### What to do
Please quote the material exactly, every line of it.

start Records shown

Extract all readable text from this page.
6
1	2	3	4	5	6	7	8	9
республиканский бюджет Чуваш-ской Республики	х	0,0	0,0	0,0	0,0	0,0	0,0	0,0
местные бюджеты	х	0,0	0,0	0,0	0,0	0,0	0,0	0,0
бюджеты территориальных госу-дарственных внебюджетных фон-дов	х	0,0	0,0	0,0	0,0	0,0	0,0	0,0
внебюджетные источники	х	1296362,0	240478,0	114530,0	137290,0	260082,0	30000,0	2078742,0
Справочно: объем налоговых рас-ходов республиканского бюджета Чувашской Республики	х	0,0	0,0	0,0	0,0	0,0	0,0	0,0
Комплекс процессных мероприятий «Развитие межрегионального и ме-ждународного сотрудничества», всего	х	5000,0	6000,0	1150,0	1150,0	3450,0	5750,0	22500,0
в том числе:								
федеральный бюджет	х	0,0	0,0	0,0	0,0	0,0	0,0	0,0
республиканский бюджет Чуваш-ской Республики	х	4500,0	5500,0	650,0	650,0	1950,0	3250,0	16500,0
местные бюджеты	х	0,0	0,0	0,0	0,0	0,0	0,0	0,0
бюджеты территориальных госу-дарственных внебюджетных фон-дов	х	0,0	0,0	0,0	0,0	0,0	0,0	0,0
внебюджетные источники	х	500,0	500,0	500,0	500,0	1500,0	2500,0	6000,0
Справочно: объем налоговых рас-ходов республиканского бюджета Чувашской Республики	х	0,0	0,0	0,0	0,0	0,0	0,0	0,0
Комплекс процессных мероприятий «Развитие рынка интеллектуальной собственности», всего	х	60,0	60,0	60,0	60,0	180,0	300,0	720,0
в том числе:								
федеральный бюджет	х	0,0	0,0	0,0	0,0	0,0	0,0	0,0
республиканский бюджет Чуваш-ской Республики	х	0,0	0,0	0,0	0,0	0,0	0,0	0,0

end Records shown

### Complete output
Extract all readable text from this page.
6
1	2	3	4	5	6	7	8	9
республиканский бюджет Чуваш-ской Республики	х	0,0	0,0	0,0	0,0	0,0	0,0	0,0
местные бюджеты	х	0,0	0,0	0,0	0,0	0,0	0,0	0,0
бюджеты территориальных госу-дарственных внебюджетных фон-дов	х	0,0	0,0	0,0	0,0	0,0	0,0	0,0
внебюджетные источники	х	1296362,0	240478,0	114530,0	137290,0	260082,0	30000,0	2078742,0
Справочно: объем налоговых рас-ходов республиканского бюджета Чувашской Республики	х	0,0	0,0	0,0	0,0	0,0	0,0	0,0
Комплекс процессных мероприятий «Развитие межрегионального и ме-ждународного сотрудничества», всего	х	5000,0	6000,0	1150,0	1150,0	3450,0	5750,0	22500,0
в том числе:								
федеральный бюджет	х	0,0	0,0	0,0	0,0	0,0	0,0	0,0
республиканский бюджет Чуваш-ской Республики	х	4500,0	5500,0	650,0	650,0	1950,0	3250,0	16500,0
местные бюджеты	х	0,0	0,0	0,0	0,0	0,0	0,0	0,0
бюджеты территориальных госу-дарственных внебюджетных фон-дов	х	0,0	0,0	0,0	0,0	0,0	0,0	0,0
внебюджетные источники	х	500,0	500,0	500,0	500,0	1500,0	2500,0	6000,0
Справочно: объем налоговых рас-ходов республиканского бюджета Чувашской Республики	х	0,0	0,0	0,0	0,0	0,0	0,0	0,0
Комплекс процессных мероприятий «Развитие рынка интеллектуальной собственности», всего	х	60,0	60,0	60,0	60,0	180,0	300,0	720,0
в том числе:								
федеральный бюджет	х	0,0	0,0	0,0	0,0	0,0	0,0	0,0
республиканский бюджет Чуваш-ской Республики	х	0,0	0,0	0,0	0,0	0,0	0,0	0,0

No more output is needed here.